The problem. Exactly as written, retype the listing below, omitting the pictures.

Provided material.

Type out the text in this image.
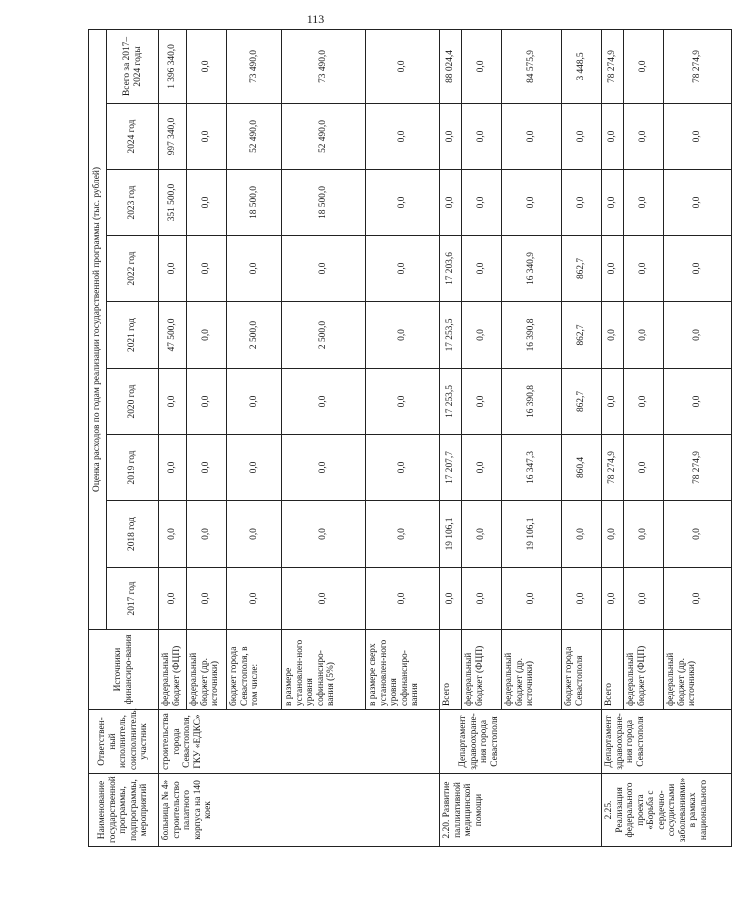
113
Наименование государственной программы, подпрограммы, мероприятий	Ответствен-ный исполнитель, соисполнитель, участник	Источники финансиро-вания	Оценка расходов по годам реализации государственной программы (тыс. рублей)								
			2017 год	2018 год	2019 год	2020 год	2021 год	2022 год	2023 год	2024 год	Всего за 2017–2024 годы
больница № 4» строительство палатного корпуса на 140 коек	строительства города Севастополя, ГКУ «ЕДКС»	федеральный бюджет (ФЦП)	0,0	0,0	0,0	0,0	47 500,0	0,0	351 500,0	997 340,0	1 396 340,0
		федеральный бюджет (др. источники)	0,0	0,0	0,0	0,0	0,0	0,0	0,0	0,0	0,0
		бюджет города Севастополя, в том числе:	0,0	0,0	0,0	0,0	2 500,0	0,0	18 500,0	52 490,0	73 490,0
		в размере установлен-ного уровня софинансиро-вания (5%)	0,0	0,0	0,0	0,0	2 500,0	0,0	18 500,0	52 490,0	73 490,0
		в размере сверх установлен-ного уровня софинансиро-вания	0,0	0,0	0,0	0,0	0,0	0,0	0,0	0,0	0,0
2.20. Развитие паллиативной медицинской помощи	Департамент здравоохране-ния города Севастополя	Всего	0,0	19 106,1	17 207,7	17 253,5	17 253,5	17 203,6	0,0	0,0	88 024,4
		федеральный бюджет (ФЦП)	0,0	0,0	0,0	0,0	0,0	0,0	0,0	0,0	0,0
		федеральный бюджет (др. источники)	0,0	19 106,1	16 347,3	16 390,8	16 390,8	16 340,9	0,0	0,0	84 575,9
		бюджет города Севастополя	0,0	0,0	860,4	862,7	862,7	862,7	0,0	0,0	3 448,5
2.25. Реализация федерального проекта «Борьба с сердечно-сосудистыми заболеваниями» в рамках национального	Департамент здравоохране-ния города Севастополя	Всего	0,0	0,0	78 274,9	0,0	0,0	0,0	0,0	0,0	78 274,9
		федеральный бюджет (ФЦП)	0,0	0,0	0,0	0,0	0,0	0,0	0,0	0,0	0,0
		федеральный бюджет (др. источники)	0,0	0,0	78 274,9	0,0	0,0	0,0	0,0	0,0	78 274,9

Written answer.
Type out the text in this image.
113
Наименование государственной программы, подпрограммы, мероприятий	Ответствен-ный исполнитель, соисполнитель, участник	Источники финансиро-вания	Оценка расходов по годам реализации государственной программы (тыс. рублей)								
			2017 год	2018 год	2019 год	2020 год	2021 год	2022 год	2023 год	2024 год	Всего за 2017–2024 годы
больница № 4» строительство палатного корпуса на 140 коек	строительства города Севастополя, ГКУ «ЕДКС»	федеральный бюджет (ФЦП)	0,0	0,0	0,0	0,0	47 500,0	0,0	351 500,0	997 340,0	1 396 340,0
		федеральный бюджет (др. источники)	0,0	0,0	0,0	0,0	0,0	0,0	0,0	0,0	0,0
		бюджет города Севастополя, в том числе:	0,0	0,0	0,0	0,0	2 500,0	0,0	18 500,0	52 490,0	73 490,0
		в размере установлен-ного уровня софинансиро-вания (5%)	0,0	0,0	0,0	0,0	2 500,0	0,0	18 500,0	52 490,0	73 490,0
		в размере сверх установлен-ного уровня софинансиро-вания	0,0	0,0	0,0	0,0	0,0	0,0	0,0	0,0	0,0
2.20. Развитие паллиативной медицинской помощи	Департамент здравоохране-ния города Севастополя	Всего	0,0	19 106,1	17 207,7	17 253,5	17 253,5	17 203,6	0,0	0,0	88 024,4
		федеральный бюджет (ФЦП)	0,0	0,0	0,0	0,0	0,0	0,0	0,0	0,0	0,0
		федеральный бюджет (др. источники)	0,0	19 106,1	16 347,3	16 390,8	16 390,8	16 340,9	0,0	0,0	84 575,9
		бюджет города Севастополя	0,0	0,0	860,4	862,7	862,7	862,7	0,0	0,0	3 448,5
2.25. Реализация федерального проекта «Борьба с сердечно-сосудистыми заболеваниями» в рамках национального	Департамент здравоохране-ния города Севастополя	Всего	0,0	0,0	78 274,9	0,0	0,0	0,0	0,0	0,0	78 274,9
		федеральный бюджет (ФЦП)	0,0	0,0	0,0	0,0	0,0	0,0	0,0	0,0	0,0
		федеральный бюджет (др. источники)	0,0	0,0	78 274,9	0,0	0,0	0,0	0,0	0,0	78 274,9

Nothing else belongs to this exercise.